Stated exercise:
Pull out every line of the listing below where "this" appears.

Data to process:
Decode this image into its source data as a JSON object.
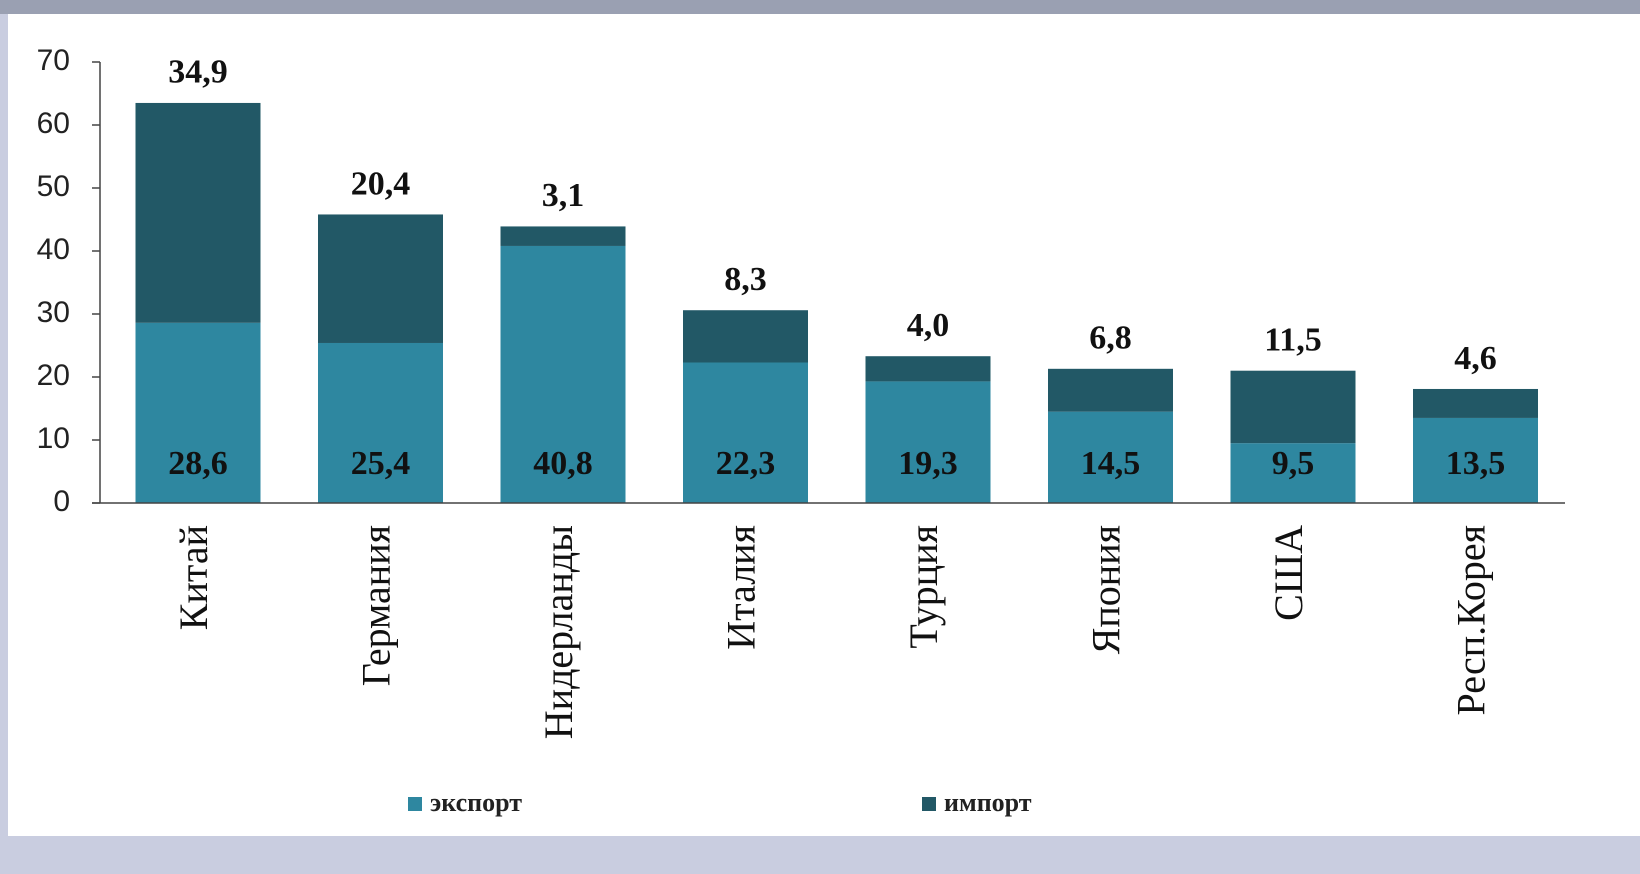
{
  "chart_data": {
    "type": "stacked-bar",
    "categories": [
      "Китай",
      "Германия",
      "Нидерланды",
      "Италия",
      "Турция",
      "Япония",
      "США",
      "Респ.Корея"
    ],
    "series": [
      {
        "name": "экспорт",
        "color": "#2e87a0",
        "values": [
          28.6,
          25.4,
          40.8,
          22.3,
          19.3,
          14.5,
          9.5,
          13.5
        ],
        "value_labels": [
          "28,6",
          "25,4",
          "40,8",
          "22,3",
          "19,3",
          "14,5",
          "9,5",
          "13,5"
        ]
      },
      {
        "name": "импорт",
        "color": "#225866",
        "values": [
          34.9,
          20.4,
          3.1,
          8.3,
          4.0,
          6.8,
          11.5,
          4.6
        ],
        "value_labels": [
          "34,9",
          "20,4",
          "3,1",
          "8,3",
          "4,0",
          "6,8",
          "11,5",
          "4,6"
        ]
      }
    ],
    "ylim": [
      0,
      70
    ],
    "yticks": [
      0,
      10,
      20,
      30,
      40,
      50,
      60,
      70
    ]
  }
}
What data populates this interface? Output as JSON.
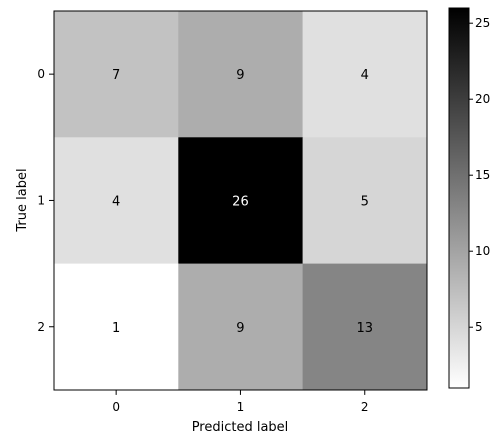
{
  "chart_data": {
    "type": "heatmap",
    "title": "",
    "xlabel": "Predicted label",
    "ylabel": "True label",
    "x_tick_labels": [
      "0",
      "1",
      "2"
    ],
    "y_tick_labels": [
      "0",
      "1",
      "2"
    ],
    "matrix": [
      [
        7,
        9,
        4
      ],
      [
        4,
        26,
        5
      ],
      [
        1,
        9,
        13
      ]
    ],
    "colormap": "gray_r",
    "colorbar": {
      "range": [
        1,
        26
      ],
      "tick_values": [
        5,
        10,
        15,
        20,
        25
      ],
      "tick_labels": [
        "5",
        "10",
        "15",
        "20",
        "25"
      ]
    },
    "text_colors": {
      "light_cell": "#000000",
      "dark_cell": "#ffffff"
    },
    "grid": false
  }
}
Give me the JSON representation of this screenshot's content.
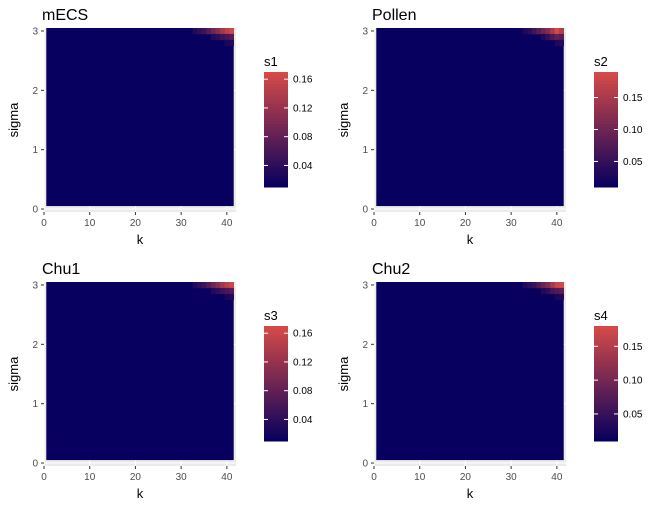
{
  "chart_data": [
    {
      "type": "heatmap",
      "title": "mECS",
      "xlabel": "k",
      "ylabel": "sigma",
      "xlim": [
        0,
        42
      ],
      "ylim": [
        -0.05,
        3.05
      ],
      "x_ticks": [
        0,
        10,
        20,
        30,
        40
      ],
      "y_ticks": [
        0,
        1,
        2,
        3
      ],
      "legend": {
        "title": "s1",
        "position": "right",
        "ticks": [
          0.04,
          0.08,
          0.12,
          0.16
        ],
        "range": [
          0.01,
          0.17
        ]
      },
      "colorscale": {
        "low": "#08005e",
        "high": "#d34a48"
      },
      "background_value": 0.01,
      "hot_cells": [
        {
          "k": 33,
          "sigma": 3.0,
          "value": 0.03
        },
        {
          "k": 34,
          "sigma": 3.0,
          "value": 0.04
        },
        {
          "k": 35,
          "sigma": 3.0,
          "value": 0.05
        },
        {
          "k": 36,
          "sigma": 3.0,
          "value": 0.07
        },
        {
          "k": 37,
          "sigma": 3.0,
          "value": 0.09
        },
        {
          "k": 38,
          "sigma": 3.0,
          "value": 0.11
        },
        {
          "k": 39,
          "sigma": 3.0,
          "value": 0.13
        },
        {
          "k": 40,
          "sigma": 3.0,
          "value": 0.15
        },
        {
          "k": 41,
          "sigma": 3.0,
          "value": 0.165
        },
        {
          "k": 37,
          "sigma": 2.9,
          "value": 0.03
        },
        {
          "k": 38,
          "sigma": 2.9,
          "value": 0.04
        },
        {
          "k": 39,
          "sigma": 2.9,
          "value": 0.05
        },
        {
          "k": 40,
          "sigma": 2.9,
          "value": 0.06
        },
        {
          "k": 41,
          "sigma": 2.9,
          "value": 0.07
        },
        {
          "k": 40,
          "sigma": 2.8,
          "value": 0.025
        },
        {
          "k": 41,
          "sigma": 2.8,
          "value": 0.03
        }
      ]
    },
    {
      "type": "heatmap",
      "title": "Pollen",
      "xlabel": "k",
      "ylabel": "sigma",
      "xlim": [
        0,
        42
      ],
      "ylim": [
        -0.05,
        3.05
      ],
      "x_ticks": [
        0,
        10,
        20,
        30,
        40
      ],
      "y_ticks": [
        0,
        1,
        2,
        3
      ],
      "legend": {
        "title": "s2",
        "position": "right",
        "ticks": [
          0.05,
          0.1,
          0.15
        ],
        "range": [
          0.01,
          0.19
        ]
      },
      "colorscale": {
        "low": "#08005e",
        "high": "#d34a48"
      },
      "background_value": 0.01,
      "hot_cells": [
        {
          "k": 33,
          "sigma": 3.0,
          "value": 0.03
        },
        {
          "k": 34,
          "sigma": 3.0,
          "value": 0.04
        },
        {
          "k": 35,
          "sigma": 3.0,
          "value": 0.06
        },
        {
          "k": 36,
          "sigma": 3.0,
          "value": 0.08
        },
        {
          "k": 37,
          "sigma": 3.0,
          "value": 0.1
        },
        {
          "k": 38,
          "sigma": 3.0,
          "value": 0.12
        },
        {
          "k": 39,
          "sigma": 3.0,
          "value": 0.15
        },
        {
          "k": 40,
          "sigma": 3.0,
          "value": 0.19
        },
        {
          "k": 41,
          "sigma": 3.0,
          "value": 0.16
        },
        {
          "k": 37,
          "sigma": 2.9,
          "value": 0.03
        },
        {
          "k": 38,
          "sigma": 2.9,
          "value": 0.05
        },
        {
          "k": 39,
          "sigma": 2.9,
          "value": 0.07
        },
        {
          "k": 40,
          "sigma": 2.9,
          "value": 0.09
        },
        {
          "k": 41,
          "sigma": 2.9,
          "value": 0.08
        },
        {
          "k": 40,
          "sigma": 2.8,
          "value": 0.03
        },
        {
          "k": 41,
          "sigma": 2.8,
          "value": 0.035
        }
      ]
    },
    {
      "type": "heatmap",
      "title": "Chu1",
      "xlabel": "k",
      "ylabel": "sigma",
      "xlim": [
        0,
        42
      ],
      "ylim": [
        -0.05,
        3.05
      ],
      "x_ticks": [
        0,
        10,
        20,
        30,
        40
      ],
      "y_ticks": [
        0,
        1,
        2,
        3
      ],
      "legend": {
        "title": "s3",
        "position": "right",
        "ticks": [
          0.04,
          0.08,
          0.12,
          0.16
        ],
        "range": [
          0.01,
          0.17
        ]
      },
      "colorscale": {
        "low": "#08005e",
        "high": "#d34a48"
      },
      "background_value": 0.01,
      "hot_cells": [
        {
          "k": 33,
          "sigma": 3.0,
          "value": 0.03
        },
        {
          "k": 34,
          "sigma": 3.0,
          "value": 0.04
        },
        {
          "k": 35,
          "sigma": 3.0,
          "value": 0.05
        },
        {
          "k": 36,
          "sigma": 3.0,
          "value": 0.07
        },
        {
          "k": 37,
          "sigma": 3.0,
          "value": 0.09
        },
        {
          "k": 38,
          "sigma": 3.0,
          "value": 0.11
        },
        {
          "k": 39,
          "sigma": 3.0,
          "value": 0.13
        },
        {
          "k": 40,
          "sigma": 3.0,
          "value": 0.15
        },
        {
          "k": 41,
          "sigma": 3.0,
          "value": 0.165
        },
        {
          "k": 37,
          "sigma": 2.9,
          "value": 0.03
        },
        {
          "k": 38,
          "sigma": 2.9,
          "value": 0.04
        },
        {
          "k": 39,
          "sigma": 2.9,
          "value": 0.05
        },
        {
          "k": 40,
          "sigma": 2.9,
          "value": 0.06
        },
        {
          "k": 41,
          "sigma": 2.9,
          "value": 0.07
        },
        {
          "k": 40,
          "sigma": 2.8,
          "value": 0.025
        },
        {
          "k": 41,
          "sigma": 2.8,
          "value": 0.03
        }
      ]
    },
    {
      "type": "heatmap",
      "title": "Chu2",
      "xlabel": "k",
      "ylabel": "sigma",
      "xlim": [
        0,
        42
      ],
      "ylim": [
        -0.05,
        3.05
      ],
      "x_ticks": [
        0,
        10,
        20,
        30,
        40
      ],
      "y_ticks": [
        0,
        1,
        2,
        3
      ],
      "legend": {
        "title": "s4",
        "position": "right",
        "ticks": [
          0.05,
          0.1,
          0.15
        ],
        "range": [
          0.01,
          0.18
        ]
      },
      "colorscale": {
        "low": "#08005e",
        "high": "#d34a48"
      },
      "background_value": 0.01,
      "hot_cells": [
        {
          "k": 33,
          "sigma": 3.0,
          "value": 0.03
        },
        {
          "k": 34,
          "sigma": 3.0,
          "value": 0.04
        },
        {
          "k": 35,
          "sigma": 3.0,
          "value": 0.05
        },
        {
          "k": 36,
          "sigma": 3.0,
          "value": 0.07
        },
        {
          "k": 37,
          "sigma": 3.0,
          "value": 0.09
        },
        {
          "k": 38,
          "sigma": 3.0,
          "value": 0.11
        },
        {
          "k": 39,
          "sigma": 3.0,
          "value": 0.14
        },
        {
          "k": 40,
          "sigma": 3.0,
          "value": 0.17
        },
        {
          "k": 41,
          "sigma": 3.0,
          "value": 0.18
        },
        {
          "k": 37,
          "sigma": 2.9,
          "value": 0.03
        },
        {
          "k": 38,
          "sigma": 2.9,
          "value": 0.04
        },
        {
          "k": 39,
          "sigma": 2.9,
          "value": 0.06
        },
        {
          "k": 40,
          "sigma": 2.9,
          "value": 0.07
        },
        {
          "k": 41,
          "sigma": 2.9,
          "value": 0.08
        },
        {
          "k": 40,
          "sigma": 2.8,
          "value": 0.025
        },
        {
          "k": 41,
          "sigma": 2.8,
          "value": 0.03
        }
      ]
    }
  ]
}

Answer to the exercise:
Decode this image into its source data as a JSON object.
What data populates this interface? Output as JSON.
Give me the JSON representation of this screenshot's content.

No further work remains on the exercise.